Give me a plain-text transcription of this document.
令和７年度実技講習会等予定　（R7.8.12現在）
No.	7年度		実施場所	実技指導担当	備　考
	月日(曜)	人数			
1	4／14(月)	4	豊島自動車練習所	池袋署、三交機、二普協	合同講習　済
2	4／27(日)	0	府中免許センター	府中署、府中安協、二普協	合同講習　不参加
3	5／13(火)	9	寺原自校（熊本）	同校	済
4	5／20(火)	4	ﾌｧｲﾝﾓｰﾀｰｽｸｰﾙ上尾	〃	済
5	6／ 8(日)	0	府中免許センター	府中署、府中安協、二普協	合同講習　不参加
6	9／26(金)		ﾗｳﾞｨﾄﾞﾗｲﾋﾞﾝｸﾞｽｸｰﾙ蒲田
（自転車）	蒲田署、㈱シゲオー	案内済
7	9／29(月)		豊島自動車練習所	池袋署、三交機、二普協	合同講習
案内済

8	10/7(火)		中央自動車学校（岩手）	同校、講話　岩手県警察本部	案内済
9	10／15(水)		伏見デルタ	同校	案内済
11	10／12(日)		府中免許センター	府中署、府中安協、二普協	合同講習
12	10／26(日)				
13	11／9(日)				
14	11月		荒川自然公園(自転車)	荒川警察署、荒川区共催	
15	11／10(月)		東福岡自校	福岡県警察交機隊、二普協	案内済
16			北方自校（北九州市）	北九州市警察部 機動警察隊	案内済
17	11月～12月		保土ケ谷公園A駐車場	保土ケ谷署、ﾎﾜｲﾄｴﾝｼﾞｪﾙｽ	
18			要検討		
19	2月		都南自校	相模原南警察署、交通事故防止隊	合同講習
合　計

****

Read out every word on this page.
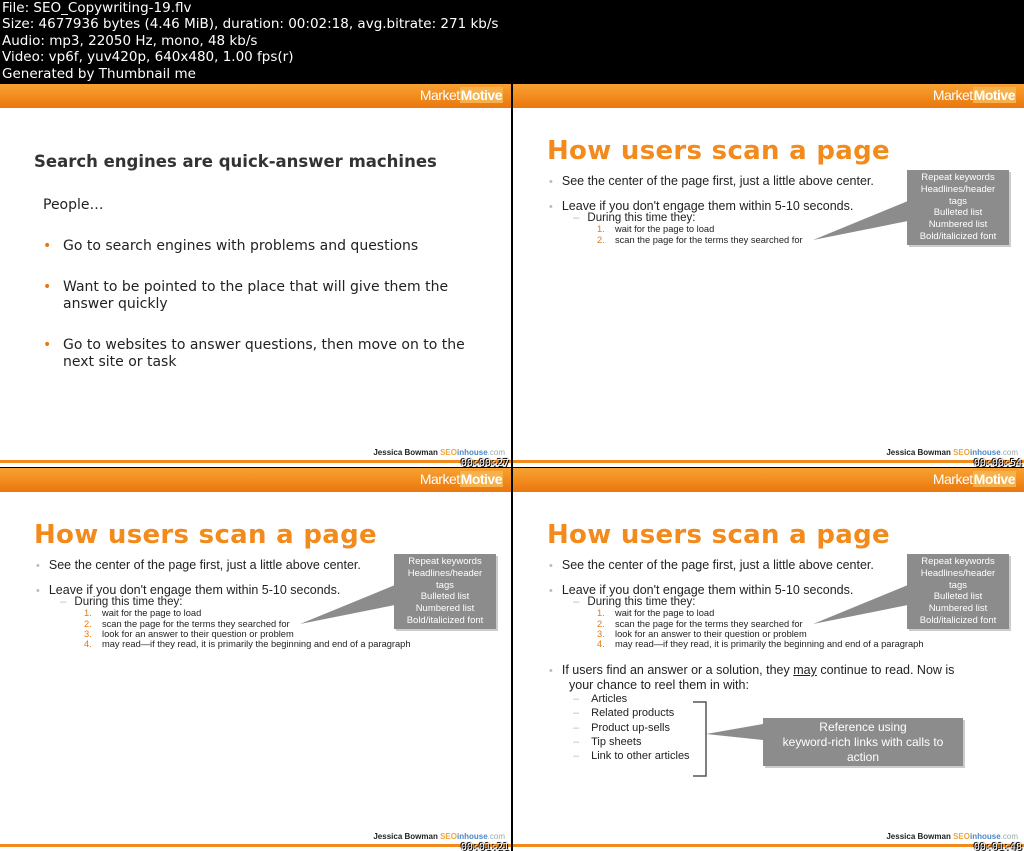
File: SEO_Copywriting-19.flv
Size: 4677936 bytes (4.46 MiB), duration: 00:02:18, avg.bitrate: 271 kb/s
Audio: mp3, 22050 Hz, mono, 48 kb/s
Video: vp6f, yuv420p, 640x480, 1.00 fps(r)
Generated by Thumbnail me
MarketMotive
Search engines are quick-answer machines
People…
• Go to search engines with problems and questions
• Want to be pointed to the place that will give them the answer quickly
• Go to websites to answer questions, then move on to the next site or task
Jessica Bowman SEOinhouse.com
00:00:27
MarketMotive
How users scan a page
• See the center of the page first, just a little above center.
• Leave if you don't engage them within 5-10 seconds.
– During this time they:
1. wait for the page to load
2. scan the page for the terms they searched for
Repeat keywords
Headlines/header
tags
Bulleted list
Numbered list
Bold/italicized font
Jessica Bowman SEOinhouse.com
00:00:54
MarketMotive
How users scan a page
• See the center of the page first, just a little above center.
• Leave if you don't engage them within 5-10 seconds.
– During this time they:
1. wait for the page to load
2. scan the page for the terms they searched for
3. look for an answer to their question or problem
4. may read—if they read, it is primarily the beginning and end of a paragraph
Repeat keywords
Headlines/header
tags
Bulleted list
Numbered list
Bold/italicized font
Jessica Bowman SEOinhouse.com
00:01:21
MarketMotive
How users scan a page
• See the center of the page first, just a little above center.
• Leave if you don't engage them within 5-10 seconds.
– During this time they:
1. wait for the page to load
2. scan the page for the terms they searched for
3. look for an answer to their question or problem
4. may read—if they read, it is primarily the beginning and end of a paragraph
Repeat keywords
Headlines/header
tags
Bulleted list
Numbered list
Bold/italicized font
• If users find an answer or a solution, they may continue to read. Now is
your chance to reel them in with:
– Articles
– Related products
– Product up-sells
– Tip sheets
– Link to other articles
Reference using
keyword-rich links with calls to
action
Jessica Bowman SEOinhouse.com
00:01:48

****

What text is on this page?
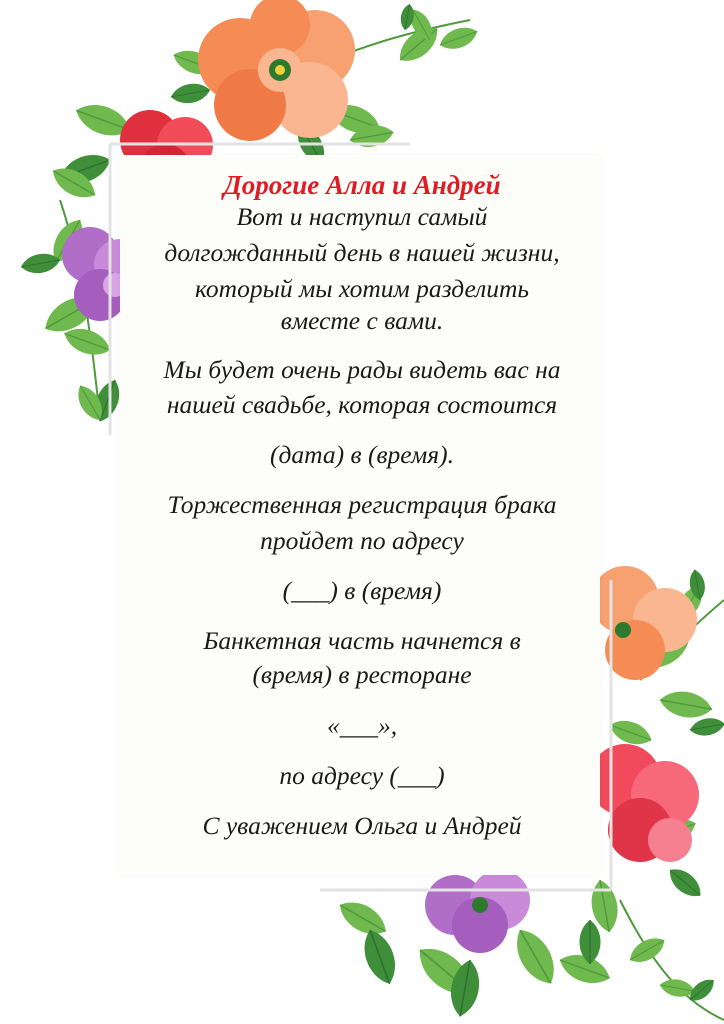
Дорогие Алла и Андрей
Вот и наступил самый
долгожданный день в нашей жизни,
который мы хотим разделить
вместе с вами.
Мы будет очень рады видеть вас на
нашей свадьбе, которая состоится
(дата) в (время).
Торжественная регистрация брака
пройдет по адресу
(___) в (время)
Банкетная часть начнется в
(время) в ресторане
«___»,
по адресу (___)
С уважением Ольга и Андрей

****

Look through the data and show every line containing "answer".

Search engines are quick-answer machines
• Want to be pointed to the place that will give them the answer quickly
• Go to websites to answer questions, then move on to the next site or task
3. look for an answer to their question or problem
3. look for an answer to their question or problem
• If users find an answer or a solution, they may continue to read. Now is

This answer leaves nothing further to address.